* START Listed entries *
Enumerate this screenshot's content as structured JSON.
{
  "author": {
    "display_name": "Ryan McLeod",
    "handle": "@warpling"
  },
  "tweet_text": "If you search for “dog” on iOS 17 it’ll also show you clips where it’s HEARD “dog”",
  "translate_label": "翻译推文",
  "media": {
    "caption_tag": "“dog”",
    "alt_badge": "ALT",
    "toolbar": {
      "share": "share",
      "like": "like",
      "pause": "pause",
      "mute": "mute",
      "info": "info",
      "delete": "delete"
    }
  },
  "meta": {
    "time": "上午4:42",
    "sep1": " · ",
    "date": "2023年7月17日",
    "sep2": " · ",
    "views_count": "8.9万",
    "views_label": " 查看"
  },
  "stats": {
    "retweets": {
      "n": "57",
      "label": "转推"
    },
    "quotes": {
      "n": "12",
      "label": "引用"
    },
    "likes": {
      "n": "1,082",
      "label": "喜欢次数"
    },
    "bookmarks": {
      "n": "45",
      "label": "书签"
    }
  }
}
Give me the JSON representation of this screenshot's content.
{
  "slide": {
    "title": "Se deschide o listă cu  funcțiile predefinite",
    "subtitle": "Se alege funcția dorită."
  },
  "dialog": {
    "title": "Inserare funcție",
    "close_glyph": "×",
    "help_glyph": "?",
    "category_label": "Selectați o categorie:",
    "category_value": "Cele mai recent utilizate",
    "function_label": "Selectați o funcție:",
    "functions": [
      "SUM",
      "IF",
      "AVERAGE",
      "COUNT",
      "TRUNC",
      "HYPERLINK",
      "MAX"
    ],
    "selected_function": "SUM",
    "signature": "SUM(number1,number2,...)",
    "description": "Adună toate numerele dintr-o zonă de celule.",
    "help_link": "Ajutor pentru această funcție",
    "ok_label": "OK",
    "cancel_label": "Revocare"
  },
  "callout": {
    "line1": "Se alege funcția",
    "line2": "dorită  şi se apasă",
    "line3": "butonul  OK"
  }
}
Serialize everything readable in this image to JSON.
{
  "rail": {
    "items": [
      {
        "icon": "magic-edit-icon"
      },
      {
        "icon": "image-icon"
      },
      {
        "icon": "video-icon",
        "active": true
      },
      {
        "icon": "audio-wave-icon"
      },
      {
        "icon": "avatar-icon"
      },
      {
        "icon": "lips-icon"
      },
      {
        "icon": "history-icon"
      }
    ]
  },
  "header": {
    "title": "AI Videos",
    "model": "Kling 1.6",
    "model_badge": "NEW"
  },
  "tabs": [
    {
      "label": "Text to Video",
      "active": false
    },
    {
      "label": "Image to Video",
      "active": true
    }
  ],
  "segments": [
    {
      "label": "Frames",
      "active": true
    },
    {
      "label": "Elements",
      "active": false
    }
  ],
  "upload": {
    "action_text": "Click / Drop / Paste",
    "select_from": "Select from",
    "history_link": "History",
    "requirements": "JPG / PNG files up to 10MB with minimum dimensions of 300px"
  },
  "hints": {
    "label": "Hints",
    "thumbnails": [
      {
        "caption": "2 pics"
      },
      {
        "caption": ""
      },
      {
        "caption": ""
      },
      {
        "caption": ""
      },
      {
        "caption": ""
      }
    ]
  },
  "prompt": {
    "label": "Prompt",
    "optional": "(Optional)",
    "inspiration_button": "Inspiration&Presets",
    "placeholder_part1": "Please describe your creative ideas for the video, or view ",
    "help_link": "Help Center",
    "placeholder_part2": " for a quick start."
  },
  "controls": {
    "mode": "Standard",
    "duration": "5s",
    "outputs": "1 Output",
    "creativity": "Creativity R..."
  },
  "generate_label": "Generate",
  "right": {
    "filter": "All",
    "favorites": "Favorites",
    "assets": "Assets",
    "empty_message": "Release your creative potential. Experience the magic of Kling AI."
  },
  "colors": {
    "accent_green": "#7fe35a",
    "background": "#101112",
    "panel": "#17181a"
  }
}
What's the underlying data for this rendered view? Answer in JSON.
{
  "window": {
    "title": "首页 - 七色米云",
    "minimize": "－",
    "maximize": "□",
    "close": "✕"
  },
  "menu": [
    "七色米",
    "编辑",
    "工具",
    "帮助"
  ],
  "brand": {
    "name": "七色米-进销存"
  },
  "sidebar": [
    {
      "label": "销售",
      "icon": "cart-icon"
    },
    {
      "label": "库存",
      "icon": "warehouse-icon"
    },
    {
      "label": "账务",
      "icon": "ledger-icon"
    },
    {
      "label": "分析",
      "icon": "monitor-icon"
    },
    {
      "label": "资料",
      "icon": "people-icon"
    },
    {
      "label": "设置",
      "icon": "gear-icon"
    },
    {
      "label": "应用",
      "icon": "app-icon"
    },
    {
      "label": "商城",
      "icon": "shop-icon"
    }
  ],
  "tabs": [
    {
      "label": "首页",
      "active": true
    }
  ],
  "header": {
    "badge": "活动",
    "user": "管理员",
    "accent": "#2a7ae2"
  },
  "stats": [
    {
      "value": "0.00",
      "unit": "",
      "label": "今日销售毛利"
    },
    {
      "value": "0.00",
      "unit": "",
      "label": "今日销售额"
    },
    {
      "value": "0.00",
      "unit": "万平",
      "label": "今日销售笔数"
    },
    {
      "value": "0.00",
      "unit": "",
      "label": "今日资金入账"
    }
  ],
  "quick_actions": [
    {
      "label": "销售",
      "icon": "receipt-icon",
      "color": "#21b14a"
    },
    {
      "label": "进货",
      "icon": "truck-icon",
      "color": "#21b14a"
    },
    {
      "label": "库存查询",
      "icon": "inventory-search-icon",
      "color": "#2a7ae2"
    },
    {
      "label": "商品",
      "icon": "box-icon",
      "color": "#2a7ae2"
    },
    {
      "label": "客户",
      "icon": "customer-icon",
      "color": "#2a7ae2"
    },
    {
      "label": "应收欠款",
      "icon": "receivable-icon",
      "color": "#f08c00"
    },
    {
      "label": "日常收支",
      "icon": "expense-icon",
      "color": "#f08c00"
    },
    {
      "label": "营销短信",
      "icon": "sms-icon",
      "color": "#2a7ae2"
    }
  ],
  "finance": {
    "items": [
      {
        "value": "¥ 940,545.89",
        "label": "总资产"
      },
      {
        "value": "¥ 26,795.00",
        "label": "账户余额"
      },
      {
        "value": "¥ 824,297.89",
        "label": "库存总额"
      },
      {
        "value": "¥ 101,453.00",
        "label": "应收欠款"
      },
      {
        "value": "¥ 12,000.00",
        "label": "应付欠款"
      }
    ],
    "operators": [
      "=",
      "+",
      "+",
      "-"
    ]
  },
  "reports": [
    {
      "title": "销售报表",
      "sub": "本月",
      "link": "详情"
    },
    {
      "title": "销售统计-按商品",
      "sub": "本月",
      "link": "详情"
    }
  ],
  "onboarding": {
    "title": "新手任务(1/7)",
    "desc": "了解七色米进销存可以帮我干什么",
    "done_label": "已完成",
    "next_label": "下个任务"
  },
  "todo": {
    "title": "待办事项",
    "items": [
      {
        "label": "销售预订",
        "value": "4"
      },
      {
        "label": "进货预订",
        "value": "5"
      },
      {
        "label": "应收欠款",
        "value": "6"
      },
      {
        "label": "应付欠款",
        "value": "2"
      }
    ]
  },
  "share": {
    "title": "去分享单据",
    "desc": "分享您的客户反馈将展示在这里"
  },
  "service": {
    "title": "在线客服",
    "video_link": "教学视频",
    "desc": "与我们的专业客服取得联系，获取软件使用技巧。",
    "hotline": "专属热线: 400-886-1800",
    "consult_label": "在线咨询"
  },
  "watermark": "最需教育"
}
* END Listed entries *
* **Task statement**:
Each line that contains the string "Kling" counts once; say how many there are and nothing else.

* **Result for this exercise**:
2